◆ Exercise objective ◆
Find the lines containing "need" and say how many there are, with no other words.

◆ Input data ◆
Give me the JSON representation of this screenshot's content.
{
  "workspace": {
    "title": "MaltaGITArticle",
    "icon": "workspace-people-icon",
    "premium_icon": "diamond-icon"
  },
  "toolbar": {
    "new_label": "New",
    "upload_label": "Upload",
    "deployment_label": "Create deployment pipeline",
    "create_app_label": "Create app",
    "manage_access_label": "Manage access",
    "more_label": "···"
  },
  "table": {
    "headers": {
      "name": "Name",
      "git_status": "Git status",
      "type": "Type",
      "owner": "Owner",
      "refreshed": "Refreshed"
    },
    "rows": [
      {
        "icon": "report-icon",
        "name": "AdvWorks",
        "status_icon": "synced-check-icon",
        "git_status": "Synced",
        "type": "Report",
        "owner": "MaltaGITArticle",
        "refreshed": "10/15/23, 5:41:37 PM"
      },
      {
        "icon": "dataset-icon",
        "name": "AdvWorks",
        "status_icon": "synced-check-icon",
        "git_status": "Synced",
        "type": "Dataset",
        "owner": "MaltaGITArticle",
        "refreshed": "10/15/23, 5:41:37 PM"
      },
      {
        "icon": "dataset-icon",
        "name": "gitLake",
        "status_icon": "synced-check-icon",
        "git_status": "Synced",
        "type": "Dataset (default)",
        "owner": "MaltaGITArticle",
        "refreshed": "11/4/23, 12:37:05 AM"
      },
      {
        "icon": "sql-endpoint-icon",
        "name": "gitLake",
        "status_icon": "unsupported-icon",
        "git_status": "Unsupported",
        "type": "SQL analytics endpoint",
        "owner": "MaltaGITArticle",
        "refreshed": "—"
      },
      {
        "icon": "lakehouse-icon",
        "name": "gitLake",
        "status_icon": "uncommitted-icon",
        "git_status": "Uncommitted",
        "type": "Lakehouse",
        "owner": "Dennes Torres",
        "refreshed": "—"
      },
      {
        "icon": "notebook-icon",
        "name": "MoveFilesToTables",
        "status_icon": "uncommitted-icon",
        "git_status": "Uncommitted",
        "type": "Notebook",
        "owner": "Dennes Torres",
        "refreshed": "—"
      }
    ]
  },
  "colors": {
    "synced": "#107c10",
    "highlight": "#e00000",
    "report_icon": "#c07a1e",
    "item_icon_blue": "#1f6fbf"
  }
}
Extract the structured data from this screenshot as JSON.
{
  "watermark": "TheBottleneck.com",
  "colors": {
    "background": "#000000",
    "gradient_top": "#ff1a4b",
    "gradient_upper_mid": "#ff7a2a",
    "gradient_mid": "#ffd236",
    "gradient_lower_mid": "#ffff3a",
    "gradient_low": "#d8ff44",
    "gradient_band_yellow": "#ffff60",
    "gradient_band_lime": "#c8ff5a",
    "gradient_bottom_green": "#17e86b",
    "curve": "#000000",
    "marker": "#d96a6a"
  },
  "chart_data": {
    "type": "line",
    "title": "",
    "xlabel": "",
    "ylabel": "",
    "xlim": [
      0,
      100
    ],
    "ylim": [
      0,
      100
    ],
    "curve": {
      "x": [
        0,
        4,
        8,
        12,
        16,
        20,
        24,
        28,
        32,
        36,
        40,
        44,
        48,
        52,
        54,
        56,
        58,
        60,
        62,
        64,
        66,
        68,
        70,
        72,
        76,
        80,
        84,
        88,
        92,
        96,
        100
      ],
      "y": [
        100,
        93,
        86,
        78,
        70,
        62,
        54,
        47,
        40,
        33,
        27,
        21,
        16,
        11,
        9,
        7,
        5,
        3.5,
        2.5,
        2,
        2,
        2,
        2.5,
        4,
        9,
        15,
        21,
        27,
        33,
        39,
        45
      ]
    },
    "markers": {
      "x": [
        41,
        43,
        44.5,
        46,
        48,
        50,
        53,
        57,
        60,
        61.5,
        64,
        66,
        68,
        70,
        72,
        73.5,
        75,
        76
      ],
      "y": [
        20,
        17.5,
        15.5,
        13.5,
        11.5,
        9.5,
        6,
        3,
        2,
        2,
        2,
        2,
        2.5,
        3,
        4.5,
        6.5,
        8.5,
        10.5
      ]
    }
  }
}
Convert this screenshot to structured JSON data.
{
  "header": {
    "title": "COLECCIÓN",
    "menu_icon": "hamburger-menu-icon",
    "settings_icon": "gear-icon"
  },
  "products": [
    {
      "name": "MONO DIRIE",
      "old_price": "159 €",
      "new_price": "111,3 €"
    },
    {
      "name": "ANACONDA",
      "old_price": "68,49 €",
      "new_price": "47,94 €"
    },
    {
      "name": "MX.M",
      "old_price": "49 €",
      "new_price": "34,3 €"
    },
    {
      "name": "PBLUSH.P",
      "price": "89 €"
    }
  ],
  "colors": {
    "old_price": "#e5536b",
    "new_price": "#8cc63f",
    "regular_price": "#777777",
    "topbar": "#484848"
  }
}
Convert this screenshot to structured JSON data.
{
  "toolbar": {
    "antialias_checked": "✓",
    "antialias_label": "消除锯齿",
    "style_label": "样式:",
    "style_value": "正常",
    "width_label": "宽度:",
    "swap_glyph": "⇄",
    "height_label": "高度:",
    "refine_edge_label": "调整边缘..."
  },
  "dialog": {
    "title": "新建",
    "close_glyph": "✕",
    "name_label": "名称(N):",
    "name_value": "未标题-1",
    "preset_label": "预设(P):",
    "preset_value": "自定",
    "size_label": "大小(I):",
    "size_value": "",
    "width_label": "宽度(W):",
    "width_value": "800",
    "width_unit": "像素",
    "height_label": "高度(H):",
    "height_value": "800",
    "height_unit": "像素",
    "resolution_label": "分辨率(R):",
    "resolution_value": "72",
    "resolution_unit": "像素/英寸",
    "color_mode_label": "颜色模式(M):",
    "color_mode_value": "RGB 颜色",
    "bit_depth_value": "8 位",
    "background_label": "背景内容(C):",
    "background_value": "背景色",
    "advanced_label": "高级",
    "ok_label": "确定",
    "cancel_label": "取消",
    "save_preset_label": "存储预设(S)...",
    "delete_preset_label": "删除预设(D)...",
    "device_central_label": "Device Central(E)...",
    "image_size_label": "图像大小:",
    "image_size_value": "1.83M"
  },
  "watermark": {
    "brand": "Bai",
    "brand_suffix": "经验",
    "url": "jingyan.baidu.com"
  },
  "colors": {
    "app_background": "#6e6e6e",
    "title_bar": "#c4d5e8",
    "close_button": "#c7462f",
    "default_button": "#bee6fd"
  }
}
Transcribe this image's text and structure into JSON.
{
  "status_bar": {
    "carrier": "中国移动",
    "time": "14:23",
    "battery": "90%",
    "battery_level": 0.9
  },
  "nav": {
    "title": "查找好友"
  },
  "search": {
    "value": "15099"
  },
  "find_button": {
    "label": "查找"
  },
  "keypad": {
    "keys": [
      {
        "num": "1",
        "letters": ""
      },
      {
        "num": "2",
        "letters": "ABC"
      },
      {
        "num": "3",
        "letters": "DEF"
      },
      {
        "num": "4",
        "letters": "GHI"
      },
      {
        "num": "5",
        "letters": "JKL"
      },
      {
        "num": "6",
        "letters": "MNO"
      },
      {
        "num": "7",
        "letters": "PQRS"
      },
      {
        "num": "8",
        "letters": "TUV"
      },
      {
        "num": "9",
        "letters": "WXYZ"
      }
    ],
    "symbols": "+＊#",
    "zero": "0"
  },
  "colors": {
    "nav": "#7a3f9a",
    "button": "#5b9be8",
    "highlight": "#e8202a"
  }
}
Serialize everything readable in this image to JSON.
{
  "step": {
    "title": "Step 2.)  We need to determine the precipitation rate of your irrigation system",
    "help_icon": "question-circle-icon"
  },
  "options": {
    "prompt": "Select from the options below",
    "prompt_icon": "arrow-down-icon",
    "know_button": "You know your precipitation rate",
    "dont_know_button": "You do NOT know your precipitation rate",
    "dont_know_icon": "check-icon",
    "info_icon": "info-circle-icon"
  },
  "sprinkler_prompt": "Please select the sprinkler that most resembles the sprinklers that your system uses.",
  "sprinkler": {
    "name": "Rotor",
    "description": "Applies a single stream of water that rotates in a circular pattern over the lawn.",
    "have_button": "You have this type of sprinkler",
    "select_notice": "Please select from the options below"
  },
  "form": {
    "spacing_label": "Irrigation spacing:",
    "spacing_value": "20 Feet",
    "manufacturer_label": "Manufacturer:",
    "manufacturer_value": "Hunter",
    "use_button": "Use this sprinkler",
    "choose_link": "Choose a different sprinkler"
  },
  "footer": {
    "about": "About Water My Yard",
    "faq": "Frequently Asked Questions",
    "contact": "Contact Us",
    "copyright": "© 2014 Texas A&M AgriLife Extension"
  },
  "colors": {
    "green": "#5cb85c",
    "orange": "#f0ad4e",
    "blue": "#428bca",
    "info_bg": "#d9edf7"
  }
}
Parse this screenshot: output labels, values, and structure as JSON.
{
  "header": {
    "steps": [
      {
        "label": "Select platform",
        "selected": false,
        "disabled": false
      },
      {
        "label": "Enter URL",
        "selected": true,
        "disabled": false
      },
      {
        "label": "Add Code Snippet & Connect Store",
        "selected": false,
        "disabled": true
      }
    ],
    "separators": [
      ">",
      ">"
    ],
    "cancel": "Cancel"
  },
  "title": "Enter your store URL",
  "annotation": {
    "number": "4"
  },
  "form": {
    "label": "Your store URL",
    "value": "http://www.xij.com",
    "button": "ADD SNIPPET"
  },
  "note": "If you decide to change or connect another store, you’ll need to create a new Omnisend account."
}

◆ Answer to this problem ◆
2